— To do —
Give a verbatim quotation of every record.

[BEGIN Raw data]

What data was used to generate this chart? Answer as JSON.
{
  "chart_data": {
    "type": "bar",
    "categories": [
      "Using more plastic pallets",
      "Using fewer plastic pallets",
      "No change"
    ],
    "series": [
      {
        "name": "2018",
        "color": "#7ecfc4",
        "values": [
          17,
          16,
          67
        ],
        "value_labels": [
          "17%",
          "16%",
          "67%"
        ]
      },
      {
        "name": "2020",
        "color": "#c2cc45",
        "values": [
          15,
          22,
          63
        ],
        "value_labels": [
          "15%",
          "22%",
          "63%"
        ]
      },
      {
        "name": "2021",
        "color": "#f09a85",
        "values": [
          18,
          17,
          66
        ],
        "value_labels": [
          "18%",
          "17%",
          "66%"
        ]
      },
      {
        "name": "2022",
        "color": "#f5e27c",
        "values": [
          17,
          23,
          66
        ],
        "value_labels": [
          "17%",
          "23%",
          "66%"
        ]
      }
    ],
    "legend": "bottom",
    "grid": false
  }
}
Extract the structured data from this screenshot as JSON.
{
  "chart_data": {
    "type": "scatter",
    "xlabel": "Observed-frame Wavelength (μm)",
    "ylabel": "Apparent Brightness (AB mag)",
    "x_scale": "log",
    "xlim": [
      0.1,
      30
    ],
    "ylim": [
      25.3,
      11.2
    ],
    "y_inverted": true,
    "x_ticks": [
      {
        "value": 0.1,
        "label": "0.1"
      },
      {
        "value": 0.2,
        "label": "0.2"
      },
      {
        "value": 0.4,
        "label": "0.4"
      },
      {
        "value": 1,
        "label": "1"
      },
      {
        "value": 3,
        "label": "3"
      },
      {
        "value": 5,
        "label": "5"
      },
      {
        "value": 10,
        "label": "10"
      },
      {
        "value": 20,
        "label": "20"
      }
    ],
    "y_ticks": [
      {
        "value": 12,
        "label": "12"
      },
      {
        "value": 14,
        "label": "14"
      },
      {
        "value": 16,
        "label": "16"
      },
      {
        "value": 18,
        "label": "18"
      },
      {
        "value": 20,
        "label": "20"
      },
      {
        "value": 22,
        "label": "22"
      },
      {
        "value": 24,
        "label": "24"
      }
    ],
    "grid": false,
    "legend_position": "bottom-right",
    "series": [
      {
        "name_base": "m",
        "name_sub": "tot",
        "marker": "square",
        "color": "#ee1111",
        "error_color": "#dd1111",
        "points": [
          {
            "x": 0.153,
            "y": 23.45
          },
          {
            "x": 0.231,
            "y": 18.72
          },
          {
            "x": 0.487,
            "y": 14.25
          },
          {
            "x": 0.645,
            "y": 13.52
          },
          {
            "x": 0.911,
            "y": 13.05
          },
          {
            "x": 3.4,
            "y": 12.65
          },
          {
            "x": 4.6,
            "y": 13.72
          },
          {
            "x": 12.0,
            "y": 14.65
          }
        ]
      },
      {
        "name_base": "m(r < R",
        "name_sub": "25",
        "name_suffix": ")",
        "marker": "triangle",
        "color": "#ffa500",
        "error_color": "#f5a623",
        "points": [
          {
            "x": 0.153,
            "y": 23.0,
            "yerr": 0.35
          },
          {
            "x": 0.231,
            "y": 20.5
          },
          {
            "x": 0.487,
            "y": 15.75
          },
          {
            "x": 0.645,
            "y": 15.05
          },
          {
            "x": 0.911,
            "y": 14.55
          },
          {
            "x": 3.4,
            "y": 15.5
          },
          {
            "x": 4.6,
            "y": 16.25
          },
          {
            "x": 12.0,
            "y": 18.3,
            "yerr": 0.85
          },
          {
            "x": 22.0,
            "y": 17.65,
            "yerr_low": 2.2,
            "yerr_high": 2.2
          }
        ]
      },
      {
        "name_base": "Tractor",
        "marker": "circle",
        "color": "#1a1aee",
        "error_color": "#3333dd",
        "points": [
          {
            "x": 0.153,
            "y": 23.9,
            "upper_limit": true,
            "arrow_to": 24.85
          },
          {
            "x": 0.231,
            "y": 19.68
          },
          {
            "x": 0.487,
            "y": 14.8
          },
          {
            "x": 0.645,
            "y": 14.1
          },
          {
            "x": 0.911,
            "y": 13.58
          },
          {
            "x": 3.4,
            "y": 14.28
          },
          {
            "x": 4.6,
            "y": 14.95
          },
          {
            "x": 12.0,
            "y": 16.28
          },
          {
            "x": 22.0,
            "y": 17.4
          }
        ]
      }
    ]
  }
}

[END Raw data]

— Complete output —
What data was used to generate this chart? Answer as JSON.
{
  "chart_data": {
    "type": "bar",
    "categories": [
      "Using more plastic pallets",
      "Using fewer plastic pallets",
      "No change"
    ],
    "series": [
      {
        "name": "2018",
        "color": "#7ecfc4",
        "values": [
          17,
          16,
          67
        ],
        "value_labels": [
          "17%",
          "16%",
          "67%"
        ]
      },
      {
        "name": "2020",
        "color": "#c2cc45",
        "values": [
          15,
          22,
          63
        ],
        "value_labels": [
          "15%",
          "22%",
          "63%"
        ]
      },
      {
        "name": "2021",
        "color": "#f09a85",
        "values": [
          18,
          17,
          66
        ],
        "value_labels": [
          "18%",
          "17%",
          "66%"
        ]
      },
      {
        "name": "2022",
        "color": "#f5e27c",
        "values": [
          17,
          23,
          66
        ],
        "value_labels": [
          "17%",
          "23%",
          "66%"
        ]
      }
    ],
    "legend": "bottom",
    "grid": false
  }
}
Extract the structured data from this screenshot as JSON.
{
  "chart_data": {
    "type": "scatter",
    "xlabel": "Observed-frame Wavelength (μm)",
    "ylabel": "Apparent Brightness (AB mag)",
    "x_scale": "log",
    "xlim": [
      0.1,
      30
    ],
    "ylim": [
      25.3,
      11.2
    ],
    "y_inverted": true,
    "x_ticks": [
      {
        "value": 0.1,
        "label": "0.1"
      },
      {
        "value": 0.2,
        "label": "0.2"
      },
      {
        "value": 0.4,
        "label": "0.4"
      },
      {
        "value": 1,
        "label": "1"
      },
      {
        "value": 3,
        "label": "3"
      },
      {
        "value": 5,
        "label": "5"
      },
      {
        "value": 10,
        "label": "10"
      },
      {
        "value": 20,
        "label": "20"
      }
    ],
    "y_ticks": [
      {
        "value": 12,
        "label": "12"
      },
      {
        "value": 14,
        "label": "14"
      },
      {
        "value": 16,
        "label": "16"
      },
      {
        "value": 18,
        "label": "18"
      },
      {
        "value": 20,
        "label": "20"
      },
      {
        "value": 22,
        "label": "22"
      },
      {
        "value": 24,
        "label": "24"
      }
    ],
    "grid": false,
    "legend_position": "bottom-right",
    "series": [
      {
        "name_base": "m",
        "name_sub": "tot",
        "marker": "square",
        "color": "#ee1111",
        "error_color": "#dd1111",
        "points": [
          {
            "x": 0.153,
            "y": 23.45
          },
          {
            "x": 0.231,
            "y": 18.72
          },
          {
            "x": 0.487,
            "y": 14.25
          },
          {
            "x": 0.645,
            "y": 13.52
          },
          {
            "x": 0.911,
            "y": 13.05
          },
          {
            "x": 3.4,
            "y": 12.65
          },
          {
            "x": 4.6,
            "y": 13.72
          },
          {
            "x": 12.0,
            "y": 14.65
          }
        ]
      },
      {
        "name_base": "m(r < R",
        "name_sub": "25",
        "name_suffix": ")",
        "marker": "triangle",
        "color": "#ffa500",
        "error_color": "#f5a623",
        "points": [
          {
            "x": 0.153,
            "y": 23.0,
            "yerr": 0.35
          },
          {
            "x": 0.231,
            "y": 20.5
          },
          {
            "x": 0.487,
            "y": 15.75
          },
          {
            "x": 0.645,
            "y": 15.05
          },
          {
            "x": 0.911,
            "y": 14.55
          },
          {
            "x": 3.4,
            "y": 15.5
          },
          {
            "x": 4.6,
            "y": 16.25
          },
          {
            "x": 12.0,
            "y": 18.3,
            "yerr": 0.85
          },
          {
            "x": 22.0,
            "y": 17.65,
            "yerr_low": 2.2,
            "yerr_high": 2.2
          }
        ]
      },
      {
        "name_base": "Tractor",
        "marker": "circle",
        "color": "#1a1aee",
        "error_color": "#3333dd",
        "points": [
          {
            "x": 0.153,
            "y": 23.9,
            "upper_limit": true,
            "arrow_to": 24.85
          },
          {
            "x": 0.231,
            "y": 19.68
          },
          {
            "x": 0.487,
            "y": 14.8
          },
          {
            "x": 0.645,
            "y": 14.1
          },
          {
            "x": 0.911,
            "y": 13.58
          },
          {
            "x": 3.4,
            "y": 14.28
          },
          {
            "x": 4.6,
            "y": 14.95
          },
          {
            "x": 12.0,
            "y": 16.28
          },
          {
            "x": 22.0,
            "y": 17.4
          }
        ]
      }
    ]
  }
}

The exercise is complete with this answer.